Reproduce the material from its start up to and including the line with "- settings-button[interactable]: ⚙: [1645, 114, 1673, 142]", substituting "enclosing box" for "bounding box" and keeping everything else the same.

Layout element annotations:
────

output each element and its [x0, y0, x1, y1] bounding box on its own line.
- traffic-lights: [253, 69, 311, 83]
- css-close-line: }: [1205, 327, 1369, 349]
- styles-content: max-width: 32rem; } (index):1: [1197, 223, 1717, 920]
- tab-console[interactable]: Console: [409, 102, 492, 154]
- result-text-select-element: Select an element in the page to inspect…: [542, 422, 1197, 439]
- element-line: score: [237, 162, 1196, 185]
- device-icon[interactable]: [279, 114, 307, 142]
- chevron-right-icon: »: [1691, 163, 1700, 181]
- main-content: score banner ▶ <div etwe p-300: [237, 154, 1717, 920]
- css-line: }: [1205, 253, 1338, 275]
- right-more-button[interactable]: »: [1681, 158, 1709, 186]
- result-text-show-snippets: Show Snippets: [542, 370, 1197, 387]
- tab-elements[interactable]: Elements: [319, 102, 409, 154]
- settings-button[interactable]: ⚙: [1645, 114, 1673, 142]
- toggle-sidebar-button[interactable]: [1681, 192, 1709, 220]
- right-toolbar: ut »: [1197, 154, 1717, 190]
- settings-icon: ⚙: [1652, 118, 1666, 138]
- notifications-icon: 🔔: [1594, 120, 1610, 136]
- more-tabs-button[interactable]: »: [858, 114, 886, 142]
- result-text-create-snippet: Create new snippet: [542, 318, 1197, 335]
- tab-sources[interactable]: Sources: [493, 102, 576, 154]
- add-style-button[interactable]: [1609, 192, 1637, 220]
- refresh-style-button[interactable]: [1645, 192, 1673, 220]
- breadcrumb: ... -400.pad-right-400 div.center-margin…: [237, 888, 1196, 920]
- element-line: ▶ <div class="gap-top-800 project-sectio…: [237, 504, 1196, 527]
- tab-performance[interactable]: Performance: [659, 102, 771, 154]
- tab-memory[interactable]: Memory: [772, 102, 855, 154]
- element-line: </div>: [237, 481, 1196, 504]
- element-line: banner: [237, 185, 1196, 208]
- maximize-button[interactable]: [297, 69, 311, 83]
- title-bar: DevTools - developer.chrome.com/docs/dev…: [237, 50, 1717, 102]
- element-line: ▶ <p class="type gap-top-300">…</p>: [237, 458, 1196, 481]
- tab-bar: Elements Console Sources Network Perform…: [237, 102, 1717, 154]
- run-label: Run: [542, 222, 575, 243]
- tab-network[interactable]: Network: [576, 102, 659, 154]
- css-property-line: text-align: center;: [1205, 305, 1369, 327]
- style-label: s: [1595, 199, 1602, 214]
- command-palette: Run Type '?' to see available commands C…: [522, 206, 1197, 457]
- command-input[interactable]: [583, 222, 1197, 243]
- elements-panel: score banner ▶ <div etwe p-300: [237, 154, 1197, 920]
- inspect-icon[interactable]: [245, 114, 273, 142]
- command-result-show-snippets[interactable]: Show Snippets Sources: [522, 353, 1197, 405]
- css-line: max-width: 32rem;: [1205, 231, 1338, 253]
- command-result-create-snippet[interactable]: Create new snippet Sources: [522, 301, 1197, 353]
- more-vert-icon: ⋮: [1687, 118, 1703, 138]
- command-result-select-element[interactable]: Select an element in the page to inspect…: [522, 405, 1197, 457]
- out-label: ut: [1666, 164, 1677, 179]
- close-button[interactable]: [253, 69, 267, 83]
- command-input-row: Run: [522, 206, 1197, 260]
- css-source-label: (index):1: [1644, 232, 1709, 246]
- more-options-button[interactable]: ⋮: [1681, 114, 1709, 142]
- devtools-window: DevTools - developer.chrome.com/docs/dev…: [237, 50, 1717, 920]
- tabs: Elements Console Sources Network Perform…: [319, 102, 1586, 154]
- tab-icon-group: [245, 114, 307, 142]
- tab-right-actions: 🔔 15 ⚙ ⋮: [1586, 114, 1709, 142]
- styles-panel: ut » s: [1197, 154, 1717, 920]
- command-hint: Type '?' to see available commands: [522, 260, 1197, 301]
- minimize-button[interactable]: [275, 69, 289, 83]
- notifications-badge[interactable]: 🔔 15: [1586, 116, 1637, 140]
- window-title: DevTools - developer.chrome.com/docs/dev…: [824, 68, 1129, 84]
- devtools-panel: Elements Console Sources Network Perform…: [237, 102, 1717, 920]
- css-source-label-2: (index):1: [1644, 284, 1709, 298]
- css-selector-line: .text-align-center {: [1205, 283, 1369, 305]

────

COMPLETE RESPONSE |
output each element and its [x0, y0, x1, y1] enclosing box on its own line.
- traffic-lights: [253, 69, 311, 83]
- css-close-line: }: [1205, 327, 1369, 349]
- styles-content: max-width: 32rem; } (index):1: [1197, 223, 1717, 920]
- tab-console[interactable]: Console: [409, 102, 492, 154]
- result-text-select-element: Select an element in the page to inspect…: [542, 422, 1197, 439]
- element-line: score: [237, 162, 1196, 185]
- device-icon[interactable]: [279, 114, 307, 142]
- chevron-right-icon: »: [1691, 163, 1700, 181]
- main-content: score banner ▶ <div etwe p-300: [237, 154, 1717, 920]
- css-line: }: [1205, 253, 1338, 275]
- right-more-button[interactable]: »: [1681, 158, 1709, 186]
- result-text-show-snippets: Show Snippets: [542, 370, 1197, 387]
- tab-elements[interactable]: Elements: [319, 102, 409, 154]
- settings-button[interactable]: ⚙: [1645, 114, 1673, 142]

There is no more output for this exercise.